• _What is required_
Please set down all the lines beneath this one exactly, without the pictures.

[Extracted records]
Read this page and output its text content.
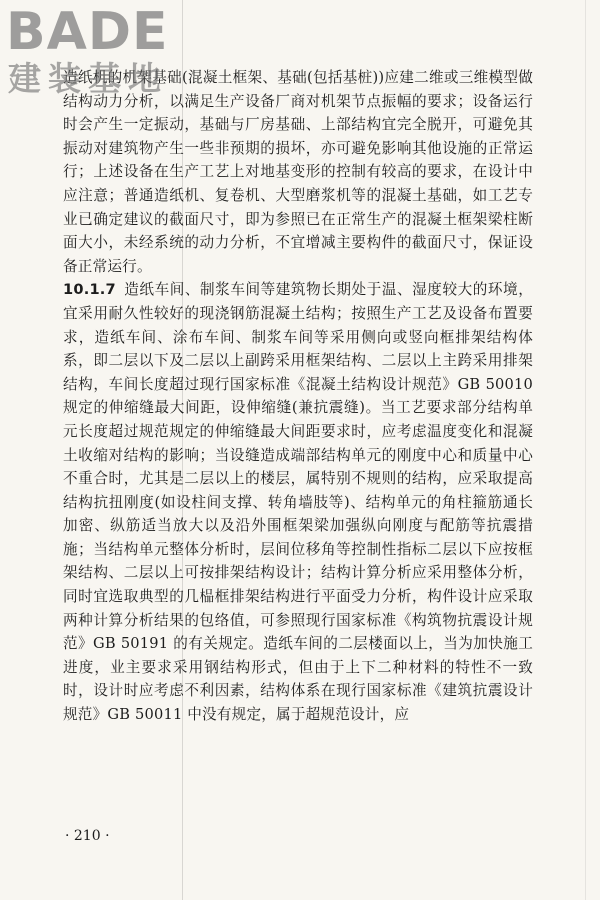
BADE
建装基地

造纸机的机架基础(混凝土框架、基础(包括基桩))应建二维或三维模型做结构动力分析，以满足生产设备厂商对机架节点振幅的要求；设备运行时会产生一定振动，基础与厂房基础、上部结构宜完全脱开，可避免其振动对建筑物产生一些非预期的损坏，亦可避免影响其他设施的正常运行；上述设备在生产工艺上对地基变形的控制有较高的要求，在设计中应注意；普通造纸机、复卷机、大型磨浆机等的混凝土基础，如工艺专业已确定建议的截面尺寸，即为参照已在正常生产的混凝土框架梁柱断面大小，未经系统的动力分析，不宜增减主要构件的截面尺寸，保证设备正常运行。

10.1.7 造纸车间、制浆车间等建筑物长期处于温、湿度较大的环境，宜采用耐久性较好的现浇钢筋混凝土结构；按照生产工艺及设备布置要求，造纸车间、涂布车间、制浆车间等采用侧向或竖向框排架结构体系，即二层以下及二层以上副跨采用框架结构、二层以上主跨采用排架结构，车间长度超过现行国家标准《混凝土结构设计规范》GB 50010 规定的伸缩缝最大间距，设伸缩缝(兼抗震缝)。当工艺要求部分结构单元长度超过规范规定的伸缩缝最大间距要求时，应考虑温度变化和混凝土收缩对结构的影响；当设缝造成端部结构单元的刚度中心和质量中心不重合时，尤其是二层以上的楼层，属特别不规则的结构，应采取提高结构抗扭刚度(如设柱间支撑、转角墙肢等)、结构单元的角柱箍筋通长加密、纵筋适当放大以及沿外围框架梁加强纵向刚度与配筋等抗震措施；当结构单元整体分析时，层间位移角等控制性指标二层以下应按框架结构、二层以上可按排架结构设计；结构计算分析应采用整体分析，同时宜选取典型的几榀框排架结构进行平面受力分析，构件设计应采取两种计算分析结果的包络值，可参照现行国家标准《构筑物抗震设计规范》GB 50191 的有关规定。造纸车间的二层楼面以上，当为加快施工进度，业主要求采用钢结构形式，但由于上下二种材料的特性不一致时，设计时应考虑不利因素，结构体系在现行国家标准《建筑抗震设计规范》GB 50011 中没有规定，属于超规范设计，应

· 210 ·
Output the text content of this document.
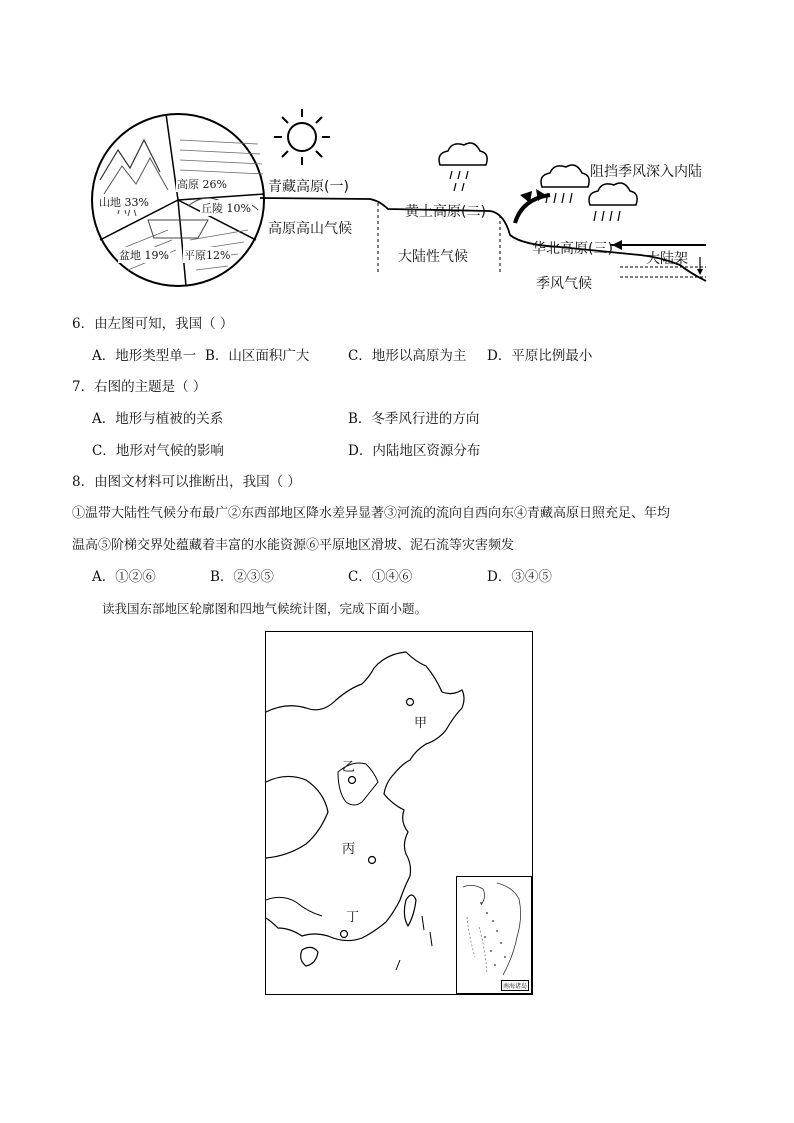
高原 26%
山地 33%	丘陵 10%
盆地 19% 平原12%
青藏高原(一)
高原高山气候
黄土高原(二)
大陆性气候	华北高原(三)
季风气候
大陆架
阻挡季风深入内陆
6．由左图可知，我国（ ）
A．地形类型单一 B．山区面积广大	C．地形以高原为主 D．平原比例最小
7．右图的主题是（ ）
A．地形与植被的关系	B．冬季风行进的方向
C．地形对气候的影响	D．内陆地区资源分布
8．由图文材料可以推断出，我国（ ）
①温带大陆性气候分布最广②东西部地区降水差异显著③河流的流向自西向东④青藏高原日照充足、年均
温高⑤阶梯交界处蕴藏着丰富的水能资源⑥平原地区滑坡、泥石流等灾害频发
A．①②⑥	B．②③⑤	C．①④⑥	D．③④⑤
读我国东部地区轮廓图和四地气候统计图，完成下面小题。
甲
乙
丙
丁
南海诸岛
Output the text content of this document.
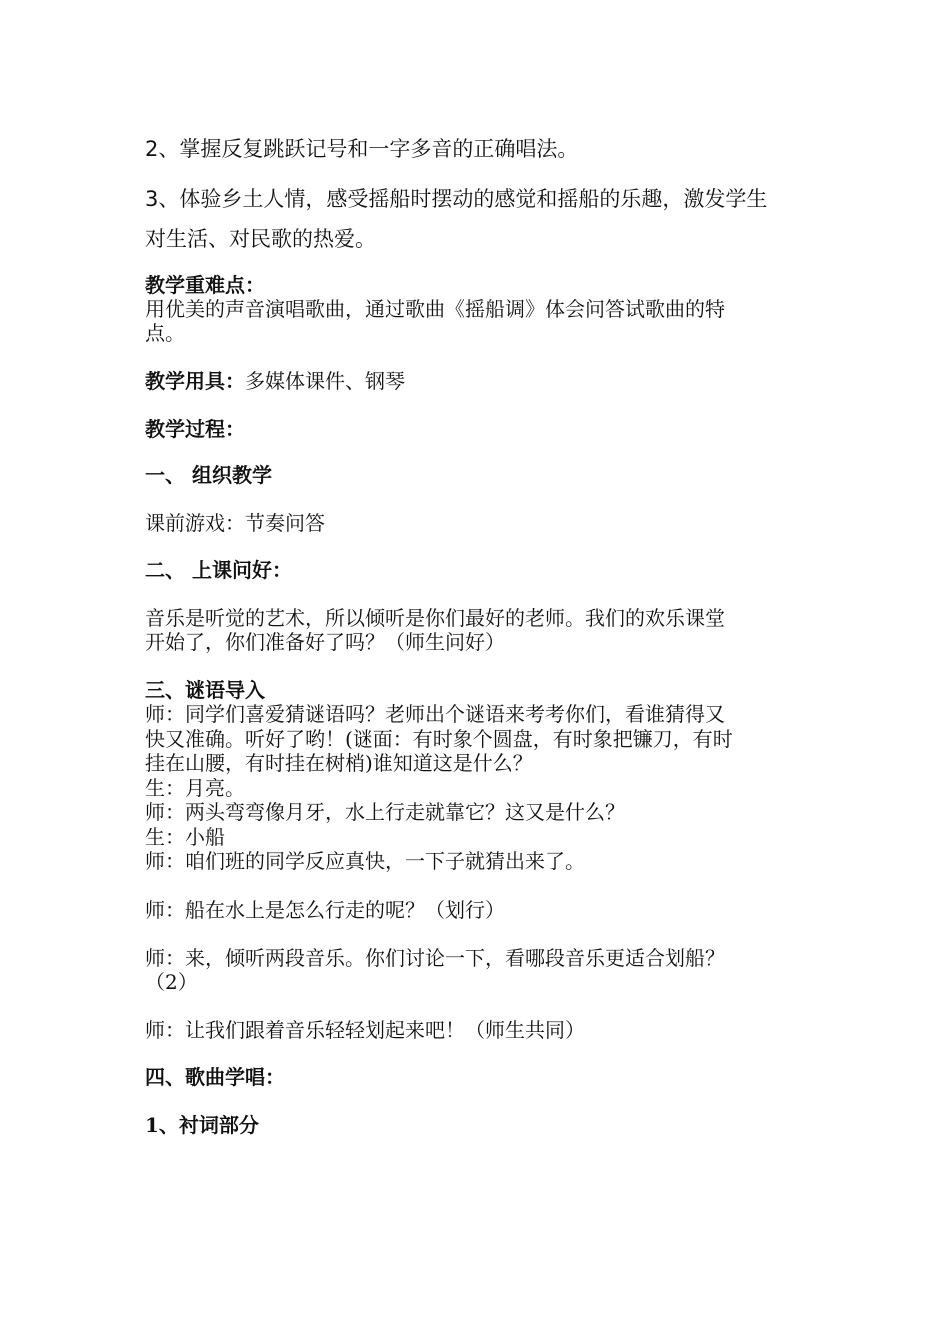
2、掌握反复跳跃记号和一字多音的正确唱法。

3、体验乡土人情，感受摇船时摆动的感觉和摇船的乐趣，激发学生

对生活、对民歌的热爱。

教学重难点：

用优美的声音演唱歌曲，通过歌曲《摇船调》体会问答试歌曲的特

点。

教学用具：多媒体课件、钢琴

教学过程：

一、 组织教学

课前游戏：节奏问答

二、 上课问好：

音乐是听觉的艺术，所以倾听是你们最好的老师。我们的欢乐课堂

开始了，你们准备好了吗？（师生问好）

三、谜语导入

师：同学们喜爱猜谜语吗？老师出个谜语来考考你们，看谁猜得又

快又准确。听好了哟！(谜面：有时象个圆盘，有时象把镰刀，有时

挂在山腰，有时挂在树梢)谁知道这是什么？

生：月亮。

师：两头弯弯像月牙，水上行走就靠它？这又是什么？

生：小船

师：咱们班的同学反应真快，一下子就猜出来了。

师：船在水上是怎么行走的呢？（划行）

师：来，倾听两段音乐。你们讨论一下，看哪段音乐更适合划船？

（2）

师：让我们跟着音乐轻轻划起来吧！（师生共同）

四、歌曲学唱：

1、衬词部分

• _Exercise solution_
Read this page and output its text content.
BADE
建装基地

造纸机的机架基础(混凝土框架、基础(包括基桩))应建二维或三维模型做结构动力分析，以满足生产设备厂商对机架节点振幅的要求；设备运行时会产生一定振动，基础与厂房基础、上部结构宜完全脱开，可避免其振动对建筑物产生一些非预期的损坏，亦可避免影响其他设施的正常运行；上述设备在生产工艺上对地基变形的控制有较高的要求，在设计中应注意；普通造纸机、复卷机、大型磨浆机等的混凝土基础，如工艺专业已确定建议的截面尺寸，即为参照已在正常生产的混凝土框架梁柱断面大小，未经系统的动力分析，不宜增减主要构件的截面尺寸，保证设备正常运行。

10.1.7 造纸车间、制浆车间等建筑物长期处于温、湿度较大的环境，宜采用耐久性较好的现浇钢筋混凝土结构；按照生产工艺及设备布置要求，造纸车间、涂布车间、制浆车间等采用侧向或竖向框排架结构体系，即二层以下及二层以上副跨采用框架结构、二层以上主跨采用排架结构，车间长度超过现行国家标准《混凝土结构设计规范》GB 50010 规定的伸缩缝最大间距，设伸缩缝(兼抗震缝)。当工艺要求部分结构单元长度超过规范规定的伸缩缝最大间距要求时，应考虑温度变化和混凝土收缩对结构的影响；当设缝造成端部结构单元的刚度中心和质量中心不重合时，尤其是二层以上的楼层，属特别不规则的结构，应采取提高结构抗扭刚度(如设柱间支撑、转角墙肢等)、结构单元的角柱箍筋通长加密、纵筋适当放大以及沿外围框架梁加强纵向刚度与配筋等抗震措施；当结构单元整体分析时，层间位移角等控制性指标二层以下应按框架结构、二层以上可按排架结构设计；结构计算分析应采用整体分析，同时宜选取典型的几榀框排架结构进行平面受力分析，构件设计应采取两种计算分析结果的包络值，可参照现行国家标准《构筑物抗震设计规范》GB 50191 的有关规定。造纸车间的二层楼面以上，当为加快施工进度，业主要求采用钢结构形式，但由于上下二种材料的特性不一致时，设计时应考虑不利因素，结构体系在现行国家标准《建筑抗震设计规范》GB 50011 中没有规定，属于超规范设计，应

· 210 ·
Output the text content of this document.
高原 26%
山地 33%	丘陵 10%
盆地 19% 平原12%
青藏高原(一)
高原高山气候
黄土高原(二)
大陆性气候	华北高原(三)
季风气候
大陆架
阻挡季风深入内陆
6．由左图可知，我国（ ）
A．地形类型单一 B．山区面积广大	C．地形以高原为主 D．平原比例最小
7．右图的主题是（ ）
A．地形与植被的关系	B．冬季风行进的方向
C．地形对气候的影响	D．内陆地区资源分布
8．由图文材料可以推断出，我国（ ）
①温带大陆性气候分布最广②东西部地区降水差异显著③河流的流向自西向东④青藏高原日照充足、年均
温高⑤阶梯交界处蕴藏着丰富的水能资源⑥平原地区滑坡、泥石流等灾害频发
A．①②⑥	B．②③⑤	C．①④⑥	D．③④⑤
读我国东部地区轮廓图和四地气候统计图，完成下面小题。
甲
乙
丙
丁
南海诸岛
Output the text content of this document.
2、掌握反复跳跃记号和一字多音的正确唱法。

3、体验乡土人情，感受摇船时摆动的感觉和摇船的乐趣，激发学生

对生活、对民歌的热爱。

教学重难点：

用优美的声音演唱歌曲，通过歌曲《摇船调》体会问答试歌曲的特

点。

教学用具：多媒体课件、钢琴

教学过程：

一、 组织教学

课前游戏：节奏问答

二、 上课问好：

音乐是听觉的艺术，所以倾听是你们最好的老师。我们的欢乐课堂

开始了，你们准备好了吗？（师生问好）

三、谜语导入

师：同学们喜爱猜谜语吗？老师出个谜语来考考你们，看谁猜得又

快又准确。听好了哟！(谜面：有时象个圆盘，有时象把镰刀，有时

挂在山腰，有时挂在树梢)谁知道这是什么？

生：月亮。

师：两头弯弯像月牙，水上行走就靠它？这又是什么？

生：小船

师：咱们班的同学反应真快，一下子就猜出来了。

师：船在水上是怎么行走的呢？（划行）

师：来，倾听两段音乐。你们讨论一下，看哪段音乐更适合划船？

（2）

师：让我们跟着音乐轻轻划起来吧！（师生共同）

四、歌曲学唱：

1、衬词部分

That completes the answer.